* _WHAT IS EXPECTED_
Return all lines where the word "name" can be found.

_ _ _ _ _

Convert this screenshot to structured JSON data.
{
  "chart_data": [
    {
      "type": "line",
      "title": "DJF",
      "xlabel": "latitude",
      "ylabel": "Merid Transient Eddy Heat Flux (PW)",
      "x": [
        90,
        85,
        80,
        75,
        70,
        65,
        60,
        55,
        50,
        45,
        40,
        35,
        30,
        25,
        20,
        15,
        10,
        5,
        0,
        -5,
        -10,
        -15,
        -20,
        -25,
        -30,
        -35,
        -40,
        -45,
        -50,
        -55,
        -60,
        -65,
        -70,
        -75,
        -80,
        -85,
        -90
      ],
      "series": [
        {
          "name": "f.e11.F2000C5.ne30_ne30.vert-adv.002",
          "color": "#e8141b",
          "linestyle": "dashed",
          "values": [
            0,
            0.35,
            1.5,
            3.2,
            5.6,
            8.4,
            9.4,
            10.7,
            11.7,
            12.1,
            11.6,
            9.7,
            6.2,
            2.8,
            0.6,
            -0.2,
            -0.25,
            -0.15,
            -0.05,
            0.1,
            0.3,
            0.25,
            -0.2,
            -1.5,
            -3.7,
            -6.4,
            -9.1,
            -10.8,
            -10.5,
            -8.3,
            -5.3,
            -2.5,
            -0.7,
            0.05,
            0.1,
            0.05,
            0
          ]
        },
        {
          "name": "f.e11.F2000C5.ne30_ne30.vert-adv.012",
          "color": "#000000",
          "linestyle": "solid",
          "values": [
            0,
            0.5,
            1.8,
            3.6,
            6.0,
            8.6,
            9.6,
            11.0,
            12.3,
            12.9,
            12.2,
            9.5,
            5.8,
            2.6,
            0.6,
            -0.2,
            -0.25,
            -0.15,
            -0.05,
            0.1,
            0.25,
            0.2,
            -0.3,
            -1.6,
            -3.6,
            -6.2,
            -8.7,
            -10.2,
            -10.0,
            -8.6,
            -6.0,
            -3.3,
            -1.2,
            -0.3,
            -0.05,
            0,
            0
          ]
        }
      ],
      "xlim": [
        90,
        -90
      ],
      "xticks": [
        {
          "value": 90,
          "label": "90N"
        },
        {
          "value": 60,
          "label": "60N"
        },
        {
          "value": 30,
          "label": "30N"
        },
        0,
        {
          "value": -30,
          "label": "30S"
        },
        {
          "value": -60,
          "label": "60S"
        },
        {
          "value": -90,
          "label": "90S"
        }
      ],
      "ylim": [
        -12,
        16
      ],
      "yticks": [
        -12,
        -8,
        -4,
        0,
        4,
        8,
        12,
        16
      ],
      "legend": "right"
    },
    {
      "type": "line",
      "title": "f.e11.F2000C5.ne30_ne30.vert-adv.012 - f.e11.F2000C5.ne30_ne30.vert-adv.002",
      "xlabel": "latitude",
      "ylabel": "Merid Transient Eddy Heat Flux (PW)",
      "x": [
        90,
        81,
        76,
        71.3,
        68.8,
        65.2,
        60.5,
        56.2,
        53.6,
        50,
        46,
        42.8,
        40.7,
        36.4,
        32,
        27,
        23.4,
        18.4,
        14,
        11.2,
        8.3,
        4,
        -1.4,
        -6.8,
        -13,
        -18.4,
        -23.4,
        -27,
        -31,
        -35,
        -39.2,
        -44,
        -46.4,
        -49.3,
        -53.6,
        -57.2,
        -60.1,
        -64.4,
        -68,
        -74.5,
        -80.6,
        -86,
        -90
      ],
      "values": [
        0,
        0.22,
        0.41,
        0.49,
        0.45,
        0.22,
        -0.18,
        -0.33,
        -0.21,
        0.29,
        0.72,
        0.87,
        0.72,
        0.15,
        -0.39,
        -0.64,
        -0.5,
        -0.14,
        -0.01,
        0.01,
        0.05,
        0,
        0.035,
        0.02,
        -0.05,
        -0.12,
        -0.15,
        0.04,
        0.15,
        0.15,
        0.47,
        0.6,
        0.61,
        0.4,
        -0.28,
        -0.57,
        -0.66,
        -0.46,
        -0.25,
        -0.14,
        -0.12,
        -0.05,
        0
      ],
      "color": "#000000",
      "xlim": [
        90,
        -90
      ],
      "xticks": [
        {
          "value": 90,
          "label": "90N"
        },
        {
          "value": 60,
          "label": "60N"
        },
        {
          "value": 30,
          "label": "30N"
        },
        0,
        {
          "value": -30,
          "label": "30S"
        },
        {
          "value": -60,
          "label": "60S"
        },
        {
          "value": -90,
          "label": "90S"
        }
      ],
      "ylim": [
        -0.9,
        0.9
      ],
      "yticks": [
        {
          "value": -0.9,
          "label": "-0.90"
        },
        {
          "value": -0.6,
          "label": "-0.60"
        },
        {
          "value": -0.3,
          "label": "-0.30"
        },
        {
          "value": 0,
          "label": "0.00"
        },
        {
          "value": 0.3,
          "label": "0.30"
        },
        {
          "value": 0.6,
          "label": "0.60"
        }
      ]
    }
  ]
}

_ _ _ _ _

* _REPLY_
          "name": "f.e11.F2000C5.ne30_ne30.vert-adv.002",
          "name": "f.e11.F2000C5.ne30_ne30.vert-adv.012",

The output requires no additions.